What to do
1. In the nbd patch reply, how many insertions and deletions does the change to drivers/block/nbd.c make?
2. Please reproduce the nbd patch reply from "On 2021/08/09 17:46, Ming" to "insertions(+), 5 deletions(-)".
3. Take up the nbd patch reply after its final line and continue it.

Re: [PATCH v2 2/2] nbd: convert to use blk_mq_get_rq_by_tag()

From: yukuai (C)
Date: Mon Aug 09 2021 - 10:04:40 EST


On 2021/08/09 17:46, Ming Lei wrote:
On Mon, Aug 09, 2021 at 03:08:26PM +0800, yukuai (C) wrote:
On 2021/08/09 14:28, Ming Lei wrote:
On Mon, Aug 09, 2021 at 11:09:27AM +0800, Yu Kuai wrote:
blk_mq_tag_to_rq() might return freed request, use
blk_mq_get_rq_by_tag() instead.

Signed-off-by: Yu Kuai <yukuai3@xxxxxxxxxx>
---
drivers/block/nbd.c | 11 ++++++-----
1 file changed, 6 insertions(+), 5 deletions(-)

Entries shown
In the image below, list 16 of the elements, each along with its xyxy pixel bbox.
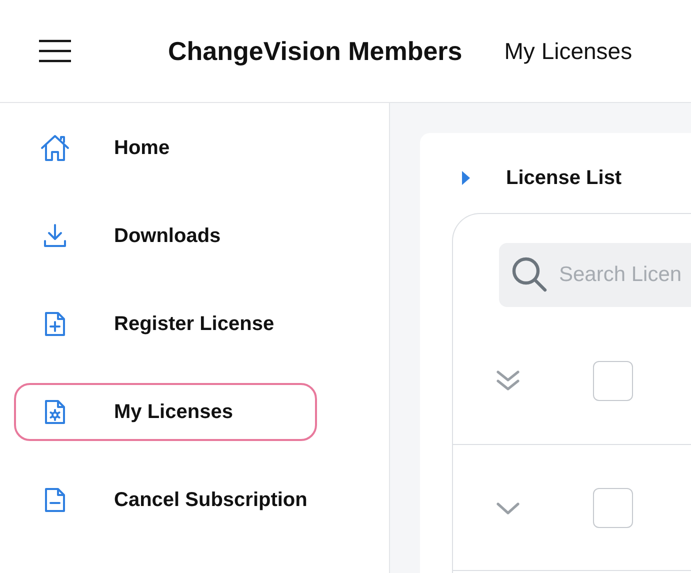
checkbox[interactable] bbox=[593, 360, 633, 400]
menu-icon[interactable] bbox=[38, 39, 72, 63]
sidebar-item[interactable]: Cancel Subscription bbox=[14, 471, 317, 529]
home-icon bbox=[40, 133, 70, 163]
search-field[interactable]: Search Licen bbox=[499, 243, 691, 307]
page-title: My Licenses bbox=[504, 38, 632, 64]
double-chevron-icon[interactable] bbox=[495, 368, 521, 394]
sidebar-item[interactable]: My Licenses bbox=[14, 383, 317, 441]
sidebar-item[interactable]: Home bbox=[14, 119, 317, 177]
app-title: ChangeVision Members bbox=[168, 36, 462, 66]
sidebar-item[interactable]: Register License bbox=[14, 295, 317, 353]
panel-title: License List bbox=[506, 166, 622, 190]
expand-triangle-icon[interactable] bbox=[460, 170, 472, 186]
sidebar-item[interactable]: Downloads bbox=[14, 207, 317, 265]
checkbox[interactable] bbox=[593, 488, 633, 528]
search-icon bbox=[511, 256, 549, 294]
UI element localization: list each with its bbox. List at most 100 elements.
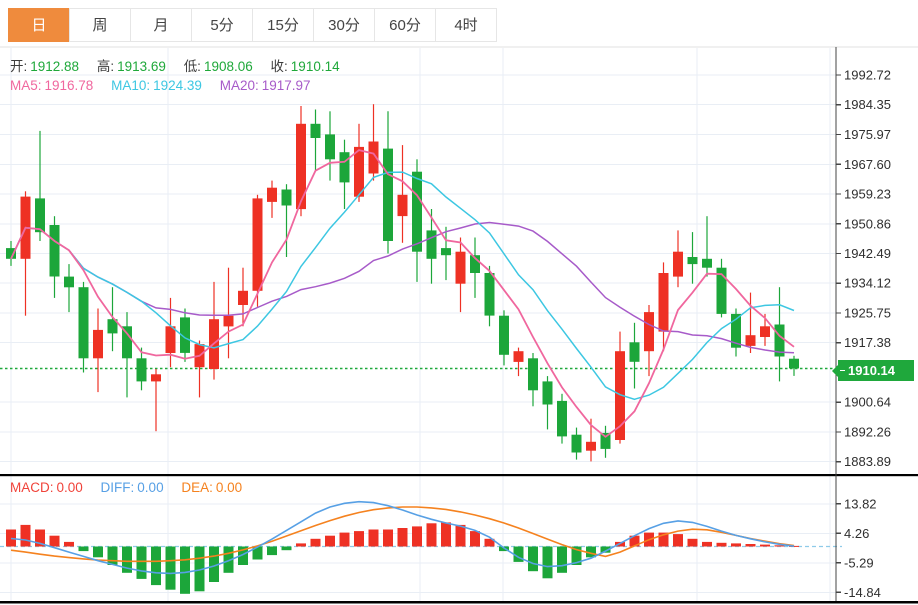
---
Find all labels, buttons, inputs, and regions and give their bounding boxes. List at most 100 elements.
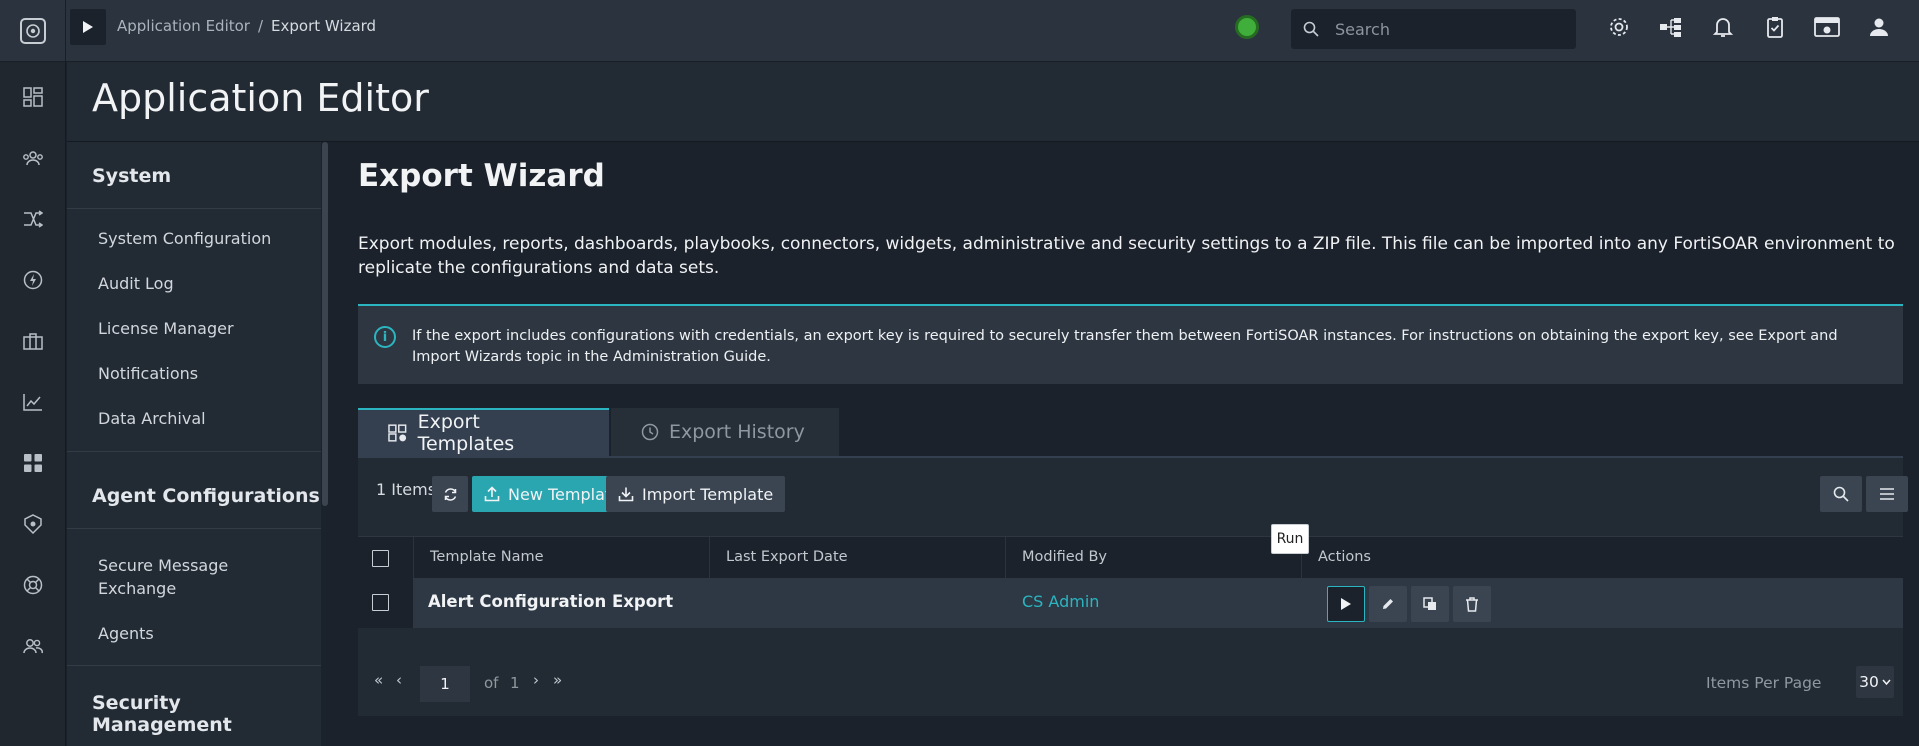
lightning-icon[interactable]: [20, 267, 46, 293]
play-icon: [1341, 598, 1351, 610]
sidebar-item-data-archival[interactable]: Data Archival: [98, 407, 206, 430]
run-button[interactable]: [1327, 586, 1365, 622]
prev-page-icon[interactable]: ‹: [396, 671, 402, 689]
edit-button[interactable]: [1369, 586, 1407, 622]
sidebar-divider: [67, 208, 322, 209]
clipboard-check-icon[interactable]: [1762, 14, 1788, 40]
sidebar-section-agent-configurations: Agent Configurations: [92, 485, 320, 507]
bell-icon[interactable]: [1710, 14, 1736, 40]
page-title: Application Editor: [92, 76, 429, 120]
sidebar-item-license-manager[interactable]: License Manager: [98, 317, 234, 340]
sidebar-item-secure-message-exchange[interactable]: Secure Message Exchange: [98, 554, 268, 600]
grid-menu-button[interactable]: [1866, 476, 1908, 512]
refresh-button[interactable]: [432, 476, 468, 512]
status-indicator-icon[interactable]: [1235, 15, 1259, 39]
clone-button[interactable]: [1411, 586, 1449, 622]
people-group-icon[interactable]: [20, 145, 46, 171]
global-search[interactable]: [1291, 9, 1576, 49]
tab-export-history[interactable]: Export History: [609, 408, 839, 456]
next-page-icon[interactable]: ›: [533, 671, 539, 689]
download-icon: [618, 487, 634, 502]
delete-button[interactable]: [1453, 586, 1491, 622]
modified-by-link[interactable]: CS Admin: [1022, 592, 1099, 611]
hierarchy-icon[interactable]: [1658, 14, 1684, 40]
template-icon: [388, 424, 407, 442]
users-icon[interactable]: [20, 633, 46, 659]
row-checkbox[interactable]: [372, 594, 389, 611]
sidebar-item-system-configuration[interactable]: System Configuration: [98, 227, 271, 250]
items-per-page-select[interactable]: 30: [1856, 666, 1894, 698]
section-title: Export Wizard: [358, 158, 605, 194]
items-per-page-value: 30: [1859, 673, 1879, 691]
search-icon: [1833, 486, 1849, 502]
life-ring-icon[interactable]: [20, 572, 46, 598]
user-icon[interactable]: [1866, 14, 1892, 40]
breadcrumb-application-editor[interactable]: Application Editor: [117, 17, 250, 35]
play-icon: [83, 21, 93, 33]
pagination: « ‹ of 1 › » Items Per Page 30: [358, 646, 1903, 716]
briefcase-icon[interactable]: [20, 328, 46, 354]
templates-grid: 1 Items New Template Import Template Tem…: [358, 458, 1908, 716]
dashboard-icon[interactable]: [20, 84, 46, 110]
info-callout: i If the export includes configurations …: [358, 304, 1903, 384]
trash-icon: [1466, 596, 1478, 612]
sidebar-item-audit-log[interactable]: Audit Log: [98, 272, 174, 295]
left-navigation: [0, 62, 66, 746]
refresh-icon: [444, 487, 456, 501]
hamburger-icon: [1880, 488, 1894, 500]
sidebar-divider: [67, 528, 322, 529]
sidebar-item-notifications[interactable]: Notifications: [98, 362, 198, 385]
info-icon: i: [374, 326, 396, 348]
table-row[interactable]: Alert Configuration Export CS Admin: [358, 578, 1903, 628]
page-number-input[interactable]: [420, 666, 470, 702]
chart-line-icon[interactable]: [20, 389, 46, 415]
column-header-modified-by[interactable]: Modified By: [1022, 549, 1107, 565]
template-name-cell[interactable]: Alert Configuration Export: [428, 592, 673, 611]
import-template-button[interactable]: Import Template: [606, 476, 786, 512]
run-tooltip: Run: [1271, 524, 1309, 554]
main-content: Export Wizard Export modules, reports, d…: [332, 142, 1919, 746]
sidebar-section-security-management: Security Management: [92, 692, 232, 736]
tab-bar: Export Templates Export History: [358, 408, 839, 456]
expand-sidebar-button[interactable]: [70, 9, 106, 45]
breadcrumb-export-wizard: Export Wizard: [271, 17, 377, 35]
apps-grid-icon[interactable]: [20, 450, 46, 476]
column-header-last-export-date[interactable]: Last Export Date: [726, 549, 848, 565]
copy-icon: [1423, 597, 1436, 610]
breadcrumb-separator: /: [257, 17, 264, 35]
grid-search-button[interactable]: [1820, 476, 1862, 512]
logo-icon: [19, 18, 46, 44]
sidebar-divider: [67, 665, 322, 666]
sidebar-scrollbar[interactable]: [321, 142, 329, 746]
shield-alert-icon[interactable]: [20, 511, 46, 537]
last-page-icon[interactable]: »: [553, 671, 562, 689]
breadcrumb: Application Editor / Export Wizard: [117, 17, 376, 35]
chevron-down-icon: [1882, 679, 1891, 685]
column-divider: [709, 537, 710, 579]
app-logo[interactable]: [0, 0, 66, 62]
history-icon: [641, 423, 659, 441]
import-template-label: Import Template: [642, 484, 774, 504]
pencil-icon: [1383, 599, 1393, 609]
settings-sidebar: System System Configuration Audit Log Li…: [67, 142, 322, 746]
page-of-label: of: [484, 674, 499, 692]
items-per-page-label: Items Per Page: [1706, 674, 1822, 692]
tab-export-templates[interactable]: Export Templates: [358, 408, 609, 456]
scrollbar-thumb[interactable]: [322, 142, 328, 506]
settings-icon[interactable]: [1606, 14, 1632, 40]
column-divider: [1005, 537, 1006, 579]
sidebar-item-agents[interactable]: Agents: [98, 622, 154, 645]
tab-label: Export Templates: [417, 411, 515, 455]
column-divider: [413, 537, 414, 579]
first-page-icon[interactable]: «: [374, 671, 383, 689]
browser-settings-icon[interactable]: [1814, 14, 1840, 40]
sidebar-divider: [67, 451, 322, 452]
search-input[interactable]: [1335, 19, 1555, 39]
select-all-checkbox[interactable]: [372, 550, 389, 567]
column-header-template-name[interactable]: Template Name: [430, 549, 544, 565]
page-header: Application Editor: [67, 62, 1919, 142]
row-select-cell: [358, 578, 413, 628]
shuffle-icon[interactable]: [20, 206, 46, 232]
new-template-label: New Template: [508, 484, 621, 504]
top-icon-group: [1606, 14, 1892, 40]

Results in order
1. 6 insertions and 5 deletions.

2.
On 2021/08/09 17:46, Ming Lei wrote:
On Mon, Aug 09, 2021 at 03:08:26PM +0800, yukuai (C) wrote:
On 2021/08/09 14:28, Ming Lei wrote:
On Mon, Aug 09, 2021 at 11:09:27AM +0800, Yu Kuai wrote:
blk_mq_tag_to_rq() might return freed request, use
blk_mq_get_rq_by_tag() instead.

Signed-off-by: Yu Kuai <yukuai3@xxxxxxxxxx>
---
drivers/block/nbd.c | 11 ++++++-----
1 file changed, 6 insertions(+), 5 deletions(-)

3.
diff --git a/drivers/block/nbd.c b/drivers/block/nbd.c
index c38317979f74..9e56975a8eee 100644
--- a/drivers/block/nbd.c
+++ b/drivers/block/nbd.c
@@ -713,11 +713,10 @@ static struct nbd_cmd *nbd_read_stat(struct nbd_device *nbd, int index)
tag = nbd_handle_to_tag(handle);
hwq = blk_mq_unique_tag_to_hwq(tag);
if (hwq < nbd->tag_set.nr_hw_queues)
- req = blk_mq_tag_to_rq(nbd->tag_set.tags[hwq],
- blk_mq_unique_tag_to_tag(tag));
- if (!req || !blk_mq_request_started(req)) {
- dev_err(disk_to_dev(nbd->disk), "Unexpected reply (%d) %p\n",
- tag, req);
+ req = blk_mq_get_rq_by_tag(nbd->tag_set.tags[hwq],
+ blk_mq_unique_tag_to_tag(tag));
+ if (!req) {
+ dev_err(disk_to_dev(nbd->disk), "Unexpected reply %d\n", tag);
return ERR_PTR(-ENOENT);
}
trace_nbd_header_received(req, handle);
@@ -779,6 +778,8 @@ static struct nbd_cmd *nbd_read_stat(struct nbd_device *nbd, int index)
}
out:
trace_nbd_payload_received(req, handle);
+ if (req)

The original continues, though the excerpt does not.